Saved data entries
--- --- ---
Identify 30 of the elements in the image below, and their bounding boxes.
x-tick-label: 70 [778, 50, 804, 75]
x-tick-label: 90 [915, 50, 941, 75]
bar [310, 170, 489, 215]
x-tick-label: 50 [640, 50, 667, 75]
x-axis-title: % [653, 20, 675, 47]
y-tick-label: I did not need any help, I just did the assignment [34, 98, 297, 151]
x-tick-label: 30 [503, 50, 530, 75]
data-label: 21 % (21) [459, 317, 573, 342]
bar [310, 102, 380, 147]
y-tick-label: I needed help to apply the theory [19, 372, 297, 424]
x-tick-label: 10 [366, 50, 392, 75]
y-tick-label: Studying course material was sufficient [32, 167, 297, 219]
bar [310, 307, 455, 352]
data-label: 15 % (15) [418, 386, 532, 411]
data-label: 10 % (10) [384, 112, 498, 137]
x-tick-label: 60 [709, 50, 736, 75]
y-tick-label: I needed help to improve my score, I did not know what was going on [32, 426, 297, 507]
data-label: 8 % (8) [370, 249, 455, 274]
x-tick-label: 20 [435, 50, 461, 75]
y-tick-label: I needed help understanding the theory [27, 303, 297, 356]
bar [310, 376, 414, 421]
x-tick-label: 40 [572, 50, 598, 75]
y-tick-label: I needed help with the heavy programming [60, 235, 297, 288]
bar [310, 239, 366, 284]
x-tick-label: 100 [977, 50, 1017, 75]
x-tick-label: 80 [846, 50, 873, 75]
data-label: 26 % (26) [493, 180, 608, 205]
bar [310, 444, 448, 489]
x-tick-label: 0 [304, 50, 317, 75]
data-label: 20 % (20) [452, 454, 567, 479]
--- --- ---
| What you have to do |
Please edit the lines above so that every "data-label" reads "value-label", with nothing else changed.

| Solution for this problem |
Identify 30 of the elements in the image below, and their bounding boxes.
x-tick-label: 70 [778, 50, 804, 75]
x-tick-label: 90 [915, 50, 941, 75]
bar [310, 170, 489, 215]
x-tick-label: 50 [640, 50, 667, 75]
x-axis-title: % [653, 20, 675, 47]
y-tick-label: I did not need any help, I just did the assignment [34, 98, 297, 151]
x-tick-label: 30 [503, 50, 530, 75]
value-label: 21 % (21) [459, 317, 573, 342]
bar [310, 102, 380, 147]
y-tick-label: I needed help to apply the theory [19, 372, 297, 424]
x-tick-label: 10 [366, 50, 392, 75]
y-tick-label: Studying course material was sufficient [32, 167, 297, 219]
bar [310, 307, 455, 352]
value-label: 15 % (15) [418, 386, 532, 411]
value-label: 10 % (10) [384, 112, 498, 137]
x-tick-label: 60 [709, 50, 736, 75]
y-tick-label: I needed help to improve my score, I did not know what was going on [32, 426, 297, 507]
value-label: 8 % (8) [370, 249, 455, 274]
x-tick-label: 20 [435, 50, 461, 75]
y-tick-label: I needed help understanding the theory [27, 303, 297, 356]
bar [310, 376, 414, 421]
x-tick-label: 40 [572, 50, 598, 75]
y-tick-label: I needed help with the heavy programming [60, 235, 297, 288]
bar [310, 239, 366, 284]
x-tick-label: 100 [977, 50, 1017, 75]
x-tick-label: 80 [846, 50, 873, 75]
value-label: 26 % (26) [493, 180, 608, 205]
bar [310, 444, 448, 489]
x-tick-label: 0 [304, 50, 317, 75]
value-label: 20 % (20) [452, 454, 567, 479]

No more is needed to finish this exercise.